▶ _Written request_:
Transcribe all of the material exactly, except for its pictures.

Records from a data collection:
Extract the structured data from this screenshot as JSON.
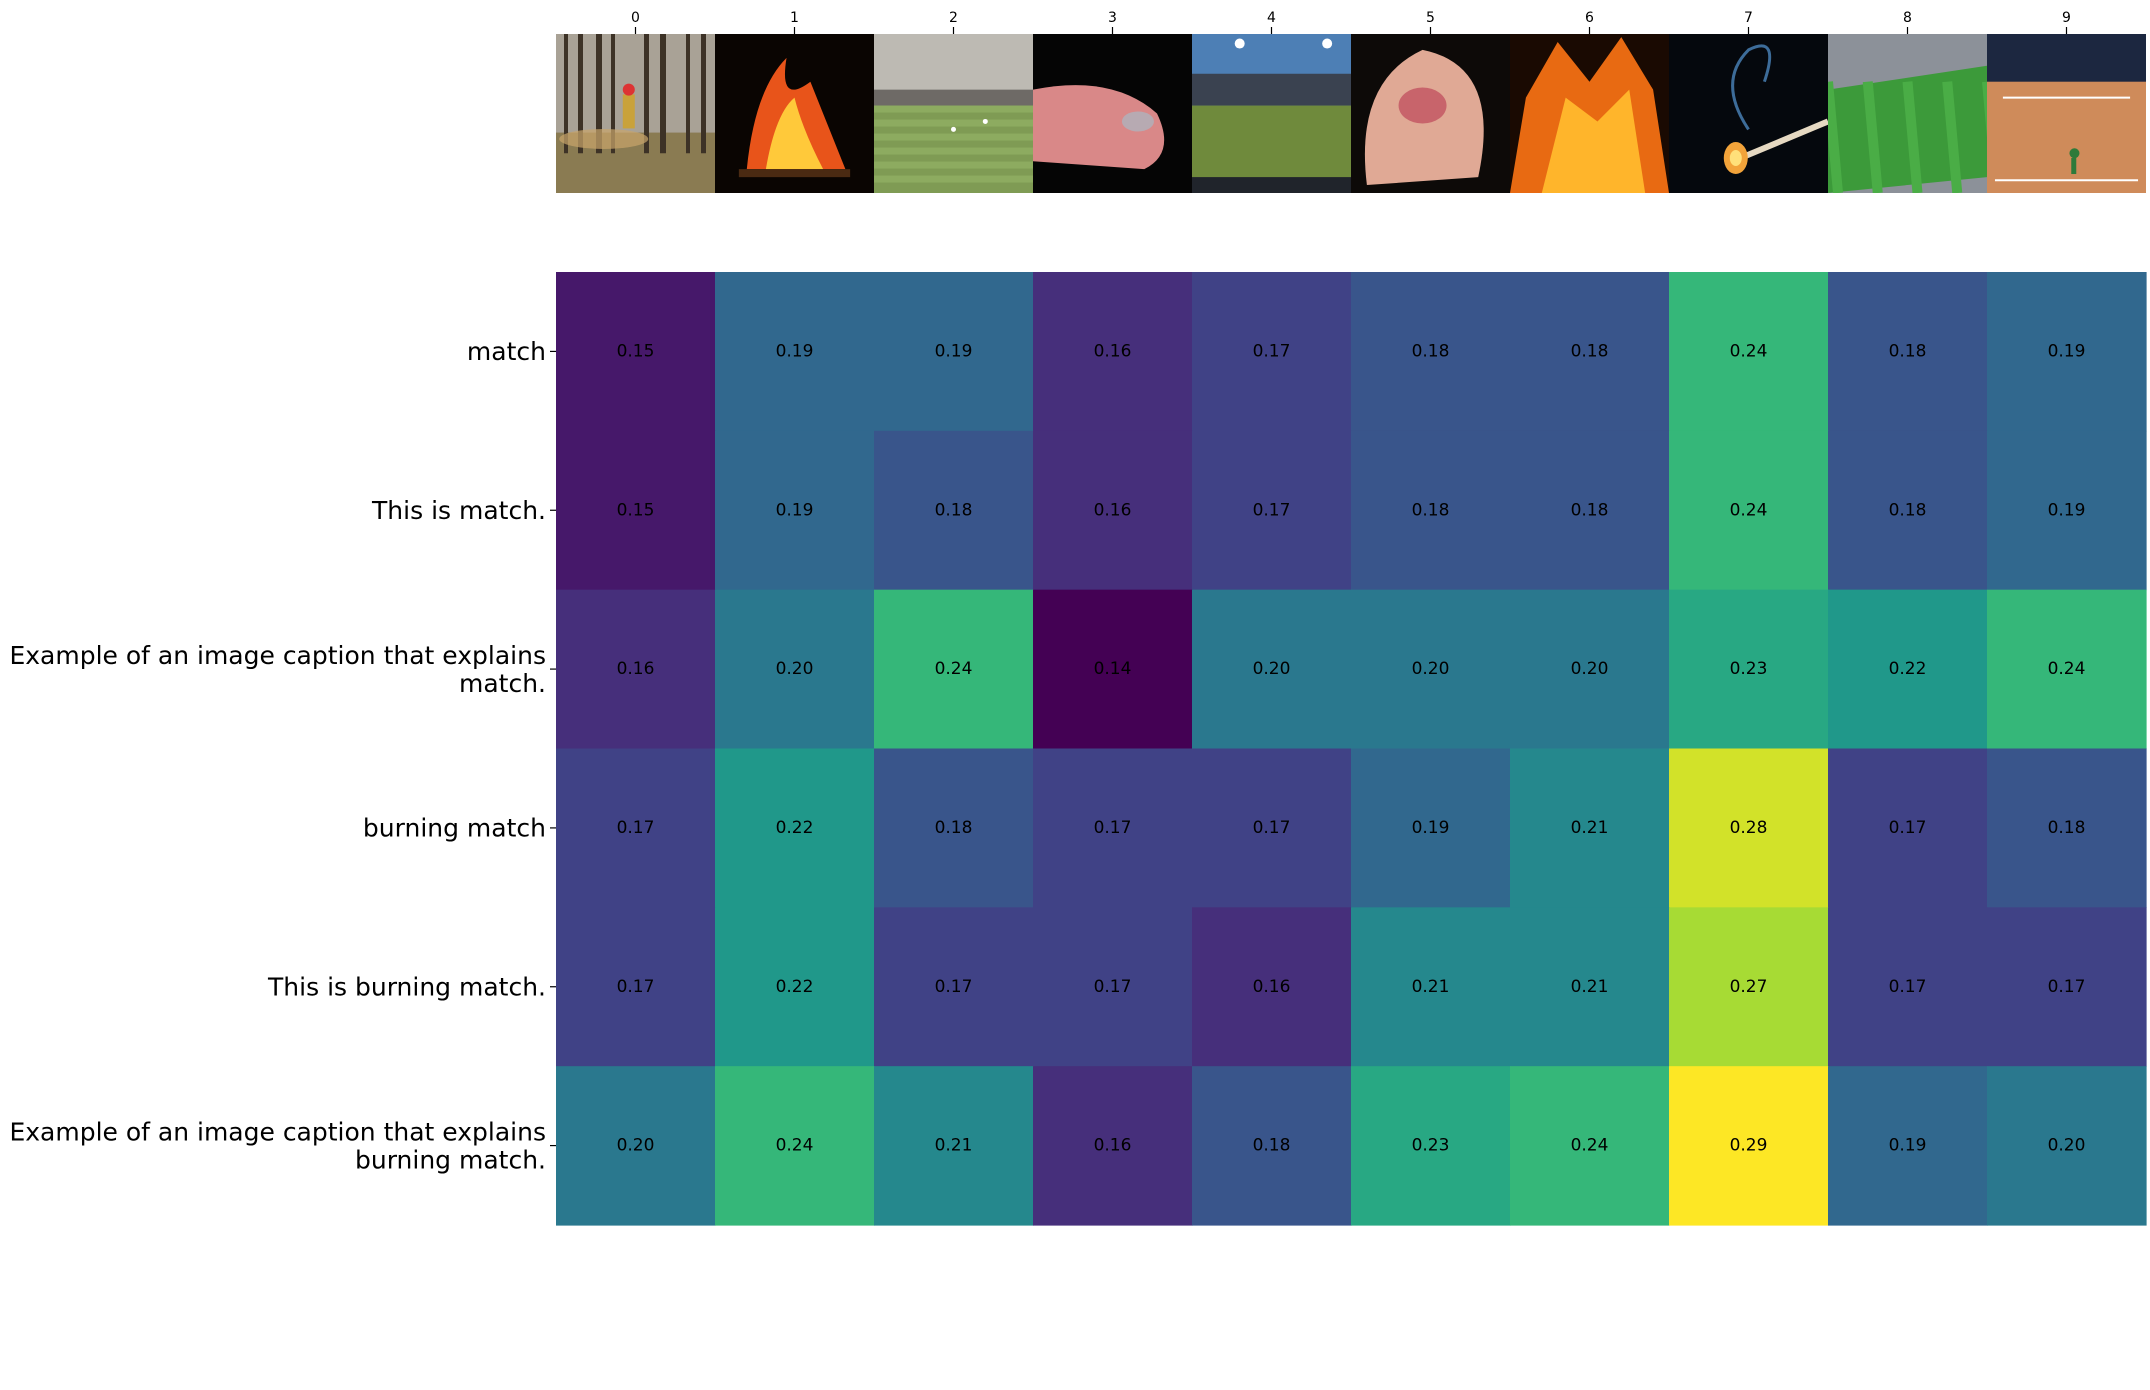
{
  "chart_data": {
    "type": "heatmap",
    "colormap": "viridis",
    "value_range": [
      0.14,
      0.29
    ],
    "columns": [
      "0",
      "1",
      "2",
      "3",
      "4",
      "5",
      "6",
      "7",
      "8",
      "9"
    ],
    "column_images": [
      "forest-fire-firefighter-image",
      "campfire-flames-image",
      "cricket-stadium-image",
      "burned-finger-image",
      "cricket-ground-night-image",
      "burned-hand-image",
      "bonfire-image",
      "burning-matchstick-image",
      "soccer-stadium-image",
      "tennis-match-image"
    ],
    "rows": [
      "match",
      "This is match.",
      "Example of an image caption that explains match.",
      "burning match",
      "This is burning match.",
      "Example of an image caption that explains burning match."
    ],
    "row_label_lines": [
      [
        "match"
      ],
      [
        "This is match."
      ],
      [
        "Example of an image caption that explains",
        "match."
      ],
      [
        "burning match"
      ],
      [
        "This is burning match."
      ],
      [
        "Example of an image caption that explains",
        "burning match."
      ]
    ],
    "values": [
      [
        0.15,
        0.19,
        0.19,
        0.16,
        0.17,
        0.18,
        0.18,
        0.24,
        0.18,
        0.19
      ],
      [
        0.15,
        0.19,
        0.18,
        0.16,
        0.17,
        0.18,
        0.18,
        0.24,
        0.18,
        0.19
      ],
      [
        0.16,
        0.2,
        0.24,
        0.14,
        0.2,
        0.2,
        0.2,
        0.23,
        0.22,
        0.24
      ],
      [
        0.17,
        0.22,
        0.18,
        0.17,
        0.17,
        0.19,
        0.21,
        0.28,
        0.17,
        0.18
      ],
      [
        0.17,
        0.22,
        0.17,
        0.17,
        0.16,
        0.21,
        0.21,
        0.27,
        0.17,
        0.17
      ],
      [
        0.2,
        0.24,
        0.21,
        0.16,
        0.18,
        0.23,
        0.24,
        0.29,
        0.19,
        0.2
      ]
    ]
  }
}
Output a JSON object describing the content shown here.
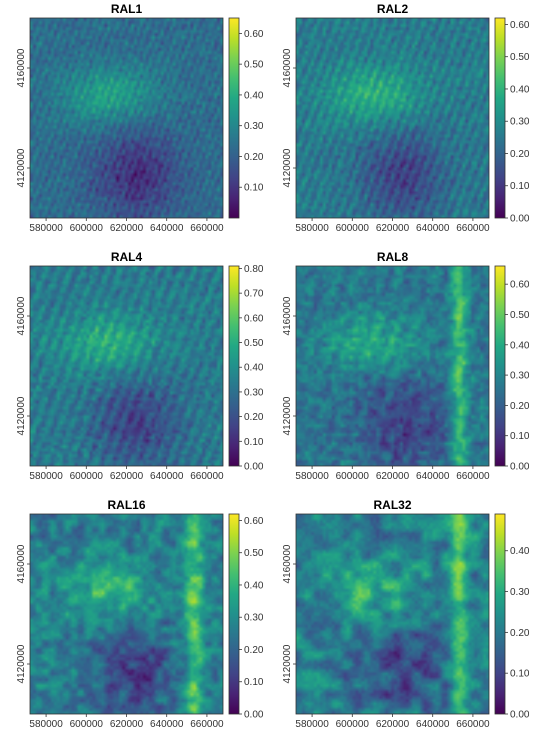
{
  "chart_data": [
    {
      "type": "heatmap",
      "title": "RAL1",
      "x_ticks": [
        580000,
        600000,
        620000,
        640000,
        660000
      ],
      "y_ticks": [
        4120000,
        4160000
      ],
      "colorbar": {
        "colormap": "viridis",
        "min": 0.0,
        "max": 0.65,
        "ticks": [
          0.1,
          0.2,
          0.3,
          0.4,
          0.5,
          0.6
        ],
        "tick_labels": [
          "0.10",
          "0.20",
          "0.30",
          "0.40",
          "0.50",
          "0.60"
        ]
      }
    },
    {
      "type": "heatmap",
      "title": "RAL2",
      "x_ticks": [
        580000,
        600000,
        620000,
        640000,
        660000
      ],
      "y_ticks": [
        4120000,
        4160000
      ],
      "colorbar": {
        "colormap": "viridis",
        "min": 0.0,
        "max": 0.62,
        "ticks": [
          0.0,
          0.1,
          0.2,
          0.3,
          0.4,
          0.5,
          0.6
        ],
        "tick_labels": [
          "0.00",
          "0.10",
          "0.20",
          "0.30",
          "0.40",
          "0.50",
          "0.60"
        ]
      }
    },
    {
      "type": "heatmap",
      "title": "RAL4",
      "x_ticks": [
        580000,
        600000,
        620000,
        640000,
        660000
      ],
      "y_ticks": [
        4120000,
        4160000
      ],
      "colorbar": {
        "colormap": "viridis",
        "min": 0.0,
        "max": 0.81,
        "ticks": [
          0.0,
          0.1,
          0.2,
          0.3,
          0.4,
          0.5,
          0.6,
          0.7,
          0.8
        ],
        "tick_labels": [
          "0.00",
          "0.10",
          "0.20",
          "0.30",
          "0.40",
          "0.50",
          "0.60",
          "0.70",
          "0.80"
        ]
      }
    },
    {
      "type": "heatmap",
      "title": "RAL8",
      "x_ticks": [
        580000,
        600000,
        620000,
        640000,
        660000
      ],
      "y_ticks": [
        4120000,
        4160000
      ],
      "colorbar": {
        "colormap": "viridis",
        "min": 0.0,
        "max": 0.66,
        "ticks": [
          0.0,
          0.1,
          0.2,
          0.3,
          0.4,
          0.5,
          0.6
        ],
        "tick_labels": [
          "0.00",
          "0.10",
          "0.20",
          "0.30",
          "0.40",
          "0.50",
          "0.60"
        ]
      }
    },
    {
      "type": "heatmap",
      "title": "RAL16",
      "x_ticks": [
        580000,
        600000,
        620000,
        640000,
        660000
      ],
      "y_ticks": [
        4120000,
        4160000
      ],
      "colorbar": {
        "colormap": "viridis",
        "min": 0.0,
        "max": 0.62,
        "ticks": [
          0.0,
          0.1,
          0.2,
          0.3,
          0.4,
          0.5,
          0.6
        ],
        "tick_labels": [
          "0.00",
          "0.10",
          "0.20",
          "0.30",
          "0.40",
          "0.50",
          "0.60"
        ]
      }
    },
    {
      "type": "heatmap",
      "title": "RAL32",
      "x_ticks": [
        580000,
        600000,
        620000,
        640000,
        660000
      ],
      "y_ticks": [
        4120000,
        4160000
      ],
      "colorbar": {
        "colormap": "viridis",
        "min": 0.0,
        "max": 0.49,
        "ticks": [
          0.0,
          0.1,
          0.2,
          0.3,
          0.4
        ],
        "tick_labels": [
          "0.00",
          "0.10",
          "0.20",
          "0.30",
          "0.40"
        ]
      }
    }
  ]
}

▶ _Expected output_:
Extract the structured data from this screenshot as JSON.
{
  "chart_data": {
    "type": "heatmap",
    "colormap": "viridis",
    "value_range": [
      0.14,
      0.29
    ],
    "columns": [
      "0",
      "1",
      "2",
      "3",
      "4",
      "5",
      "6",
      "7",
      "8",
      "9"
    ],
    "column_images": [
      "forest-fire-firefighter-image",
      "campfire-flames-image",
      "cricket-stadium-image",
      "burned-finger-image",
      "cricket-ground-night-image",
      "burned-hand-image",
      "bonfire-image",
      "burning-matchstick-image",
      "soccer-stadium-image",
      "tennis-match-image"
    ],
    "rows": [
      "match",
      "This is match.",
      "Example of an image caption that explains match.",
      "burning match",
      "This is burning match.",
      "Example of an image caption that explains burning match."
    ],
    "row_label_lines": [
      [
        "match"
      ],
      [
        "This is match."
      ],
      [
        "Example of an image caption that explains",
        "match."
      ],
      [
        "burning match"
      ],
      [
        "This is burning match."
      ],
      [
        "Example of an image caption that explains",
        "burning match."
      ]
    ],
    "values": [
      [
        0.15,
        0.19,
        0.19,
        0.16,
        0.17,
        0.18,
        0.18,
        0.24,
        0.18,
        0.19
      ],
      [
        0.15,
        0.19,
        0.18,
        0.16,
        0.17,
        0.18,
        0.18,
        0.24,
        0.18,
        0.19
      ],
      [
        0.16,
        0.2,
        0.24,
        0.14,
        0.2,
        0.2,
        0.2,
        0.23,
        0.22,
        0.24
      ],
      [
        0.17,
        0.22,
        0.18,
        0.17,
        0.17,
        0.19,
        0.21,
        0.28,
        0.17,
        0.18
      ],
      [
        0.17,
        0.22,
        0.17,
        0.17,
        0.16,
        0.21,
        0.21,
        0.27,
        0.17,
        0.17
      ],
      [
        0.2,
        0.24,
        0.21,
        0.16,
        0.18,
        0.23,
        0.24,
        0.29,
        0.19,
        0.2
      ]
    ]
  }
}
Output a JSON object describing the content shown here.
{
  "chart_data": [
    {
      "type": "heatmap",
      "title": "RAL1",
      "x_ticks": [
        580000,
        600000,
        620000,
        640000,
        660000
      ],
      "y_ticks": [
        4120000,
        4160000
      ],
      "colorbar": {
        "colormap": "viridis",
        "min": 0.0,
        "max": 0.65,
        "ticks": [
          0.1,
          0.2,
          0.3,
          0.4,
          0.5,
          0.6
        ],
        "tick_labels": [
          "0.10",
          "0.20",
          "0.30",
          "0.40",
          "0.50",
          "0.60"
        ]
      }
    },
    {
      "type": "heatmap",
      "title": "RAL2",
      "x_ticks": [
        580000,
        600000,
        620000,
        640000,
        660000
      ],
      "y_ticks": [
        4120000,
        4160000
      ],
      "colorbar": {
        "colormap": "viridis",
        "min": 0.0,
        "max": 0.62,
        "ticks": [
          0.0,
          0.1,
          0.2,
          0.3,
          0.4,
          0.5,
          0.6
        ],
        "tick_labels": [
          "0.00",
          "0.10",
          "0.20",
          "0.30",
          "0.40",
          "0.50",
          "0.60"
        ]
      }
    },
    {
      "type": "heatmap",
      "title": "RAL4",
      "x_ticks": [
        580000,
        600000,
        620000,
        640000,
        660000
      ],
      "y_ticks": [
        4120000,
        4160000
      ],
      "colorbar": {
        "colormap": "viridis",
        "min": 0.0,
        "max": 0.81,
        "ticks": [
          0.0,
          0.1,
          0.2,
          0.3,
          0.4,
          0.5,
          0.6,
          0.7,
          0.8
        ],
        "tick_labels": [
          "0.00",
          "0.10",
          "0.20",
          "0.30",
          "0.40",
          "0.50",
          "0.60",
          "0.70",
          "0.80"
        ]
      }
    },
    {
      "type": "heatmap",
      "title": "RAL8",
      "x_ticks": [
        580000,
        600000,
        620000,
        640000,
        660000
      ],
      "y_ticks": [
        4120000,
        4160000
      ],
      "colorbar": {
        "colormap": "viridis",
        "min": 0.0,
        "max": 0.66,
        "ticks": [
          0.0,
          0.1,
          0.2,
          0.3,
          0.4,
          0.5,
          0.6
        ],
        "tick_labels": [
          "0.00",
          "0.10",
          "0.20",
          "0.30",
          "0.40",
          "0.50",
          "0.60"
        ]
      }
    },
    {
      "type": "heatmap",
      "title": "RAL16",
      "x_ticks": [
        580000,
        600000,
        620000,
        640000,
        660000
      ],
      "y_ticks": [
        4120000,
        4160000
      ],
      "colorbar": {
        "colormap": "viridis",
        "min": 0.0,
        "max": 0.62,
        "ticks": [
          0.0,
          0.1,
          0.2,
          0.3,
          0.4,
          0.5,
          0.6
        ],
        "tick_labels": [
          "0.00",
          "0.10",
          "0.20",
          "0.30",
          "0.40",
          "0.50",
          "0.60"
        ]
      }
    },
    {
      "type": "heatmap",
      "title": "RAL32",
      "x_ticks": [
        580000,
        600000,
        620000,
        640000,
        660000
      ],
      "y_ticks": [
        4120000,
        4160000
      ],
      "colorbar": {
        "colormap": "viridis",
        "min": 0.0,
        "max": 0.49,
        "ticks": [
          0.0,
          0.1,
          0.2,
          0.3,
          0.4
        ],
        "tick_labels": [
          "0.00",
          "0.10",
          "0.20",
          "0.30",
          "0.40"
        ]
      }
    }
  ]
}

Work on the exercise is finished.